## Set task
Scan the data below. Pull out each line where "kanssa" occurs.

(begin)

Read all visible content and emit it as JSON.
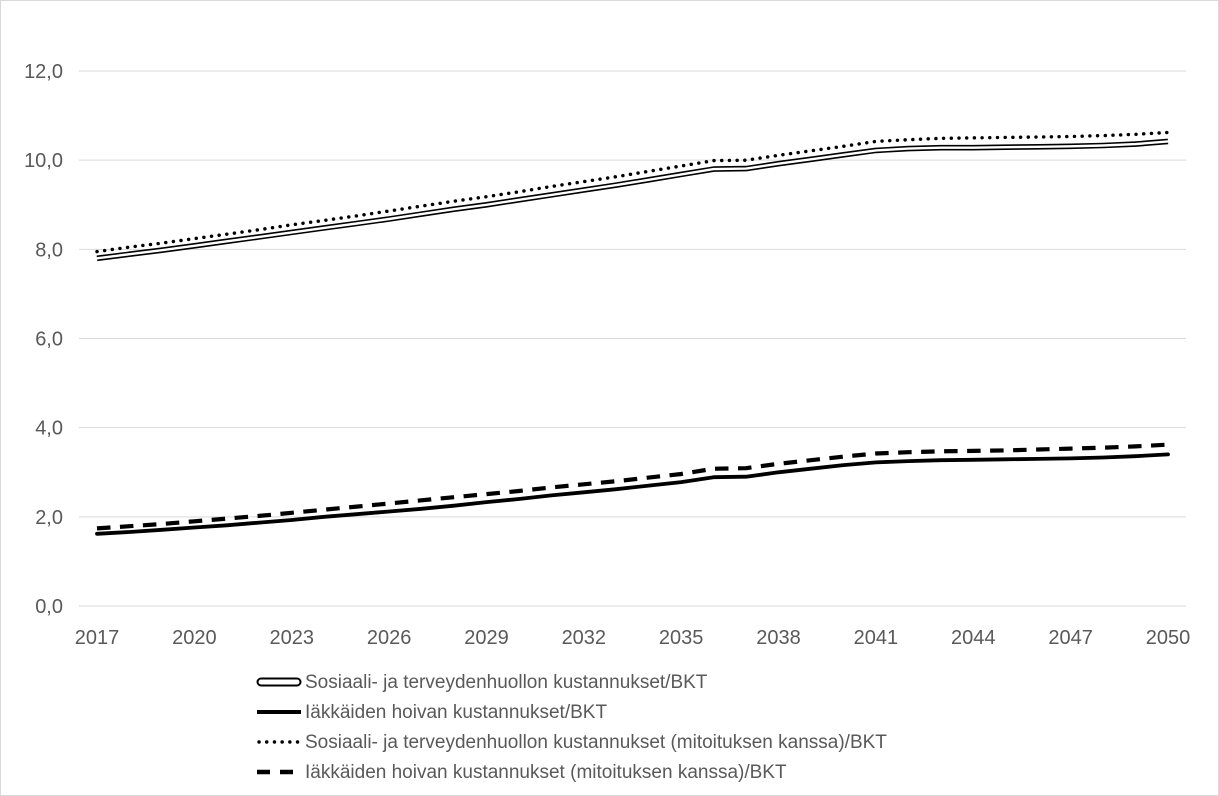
{
  "chart_data": {
    "type": "line",
    "title": "",
    "xlabel": "",
    "ylabel": "",
    "x": [
      2017,
      2018,
      2019,
      2020,
      2021,
      2022,
      2023,
      2024,
      2025,
      2026,
      2027,
      2028,
      2029,
      2030,
      2031,
      2032,
      2033,
      2034,
      2035,
      2036,
      2037,
      2038,
      2039,
      2040,
      2041,
      2042,
      2043,
      2044,
      2045,
      2046,
      2047,
      2048,
      2049,
      2050
    ],
    "x_ticks": [
      2017,
      2020,
      2023,
      2026,
      2029,
      2032,
      2035,
      2038,
      2041,
      2044,
      2047,
      2050
    ],
    "x_tick_labels": [
      "2017",
      "2020",
      "2023",
      "2026",
      "2029",
      "2032",
      "2035",
      "2038",
      "2041",
      "2044",
      "2047",
      "2050"
    ],
    "y_ticks": [
      0,
      2,
      4,
      6,
      8,
      10,
      12
    ],
    "y_tick_labels": [
      "0,0",
      "2,0",
      "4,0",
      "6,0",
      "8,0",
      "10,0",
      "12,0"
    ],
    "ylim": [
      0,
      12
    ],
    "grid": true,
    "legend_position": "bottom-left",
    "series": [
      {
        "name": "Sosiaali- ja terveydenhuollon kustannukset/BKT",
        "style": "double",
        "color": "#000000",
        "values": [
          7.8,
          7.89,
          7.98,
          8.08,
          8.18,
          8.28,
          8.38,
          8.48,
          8.58,
          8.68,
          8.79,
          8.9,
          9.0,
          9.11,
          9.22,
          9.33,
          9.44,
          9.56,
          9.68,
          9.8,
          9.81,
          9.92,
          10.02,
          10.12,
          10.22,
          10.26,
          10.28,
          10.28,
          10.29,
          10.3,
          10.31,
          10.33,
          10.36,
          10.42
        ]
      },
      {
        "name": "Iäkkäiden hoivan kustannukset/BKT",
        "style": "solid",
        "color": "#000000",
        "values": [
          1.62,
          1.66,
          1.71,
          1.76,
          1.81,
          1.87,
          1.93,
          2.0,
          2.06,
          2.12,
          2.18,
          2.25,
          2.33,
          2.4,
          2.48,
          2.55,
          2.62,
          2.7,
          2.78,
          2.89,
          2.9,
          3.0,
          3.08,
          3.16,
          3.22,
          3.25,
          3.27,
          3.28,
          3.29,
          3.3,
          3.31,
          3.33,
          3.36,
          3.4
        ]
      },
      {
        "name": "Sosiaali- ja terveydenhuollon kustannukset (mitoituksen kanssa)/BKT",
        "style": "dotted",
        "color": "#000000",
        "values": [
          7.95,
          8.05,
          8.14,
          8.24,
          8.34,
          8.44,
          8.55,
          8.65,
          8.75,
          8.86,
          8.97,
          9.08,
          9.18,
          9.29,
          9.41,
          9.52,
          9.63,
          9.75,
          9.87,
          9.99,
          10.0,
          10.11,
          10.21,
          10.31,
          10.42,
          10.46,
          10.49,
          10.5,
          10.51,
          10.52,
          10.53,
          10.55,
          10.58,
          10.62
        ]
      },
      {
        "name": "Iäkkäiden hoivan kustannukset (mitoituksen kanssa)/BKT",
        "style": "dashed",
        "color": "#000000",
        "values": [
          1.74,
          1.79,
          1.84,
          1.9,
          1.96,
          2.02,
          2.09,
          2.16,
          2.23,
          2.3,
          2.37,
          2.44,
          2.51,
          2.58,
          2.66,
          2.73,
          2.8,
          2.88,
          2.96,
          3.08,
          3.09,
          3.19,
          3.27,
          3.35,
          3.42,
          3.45,
          3.47,
          3.48,
          3.49,
          3.51,
          3.53,
          3.55,
          3.58,
          3.62
        ]
      }
    ],
    "colors": {
      "line": "#000000",
      "grid": "#d9d9d9",
      "axis_text": "#595959",
      "background": "#ffffff",
      "border": "#d9d9d9"
    }
  }
}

(end)

## Output below
        "name": "Sosiaali- ja terveydenhuollon kustannukset (mitoituksen kanssa)/BKT",
        "name": "Iäkkäiden hoivan kustannukset (mitoituksen kanssa)/BKT",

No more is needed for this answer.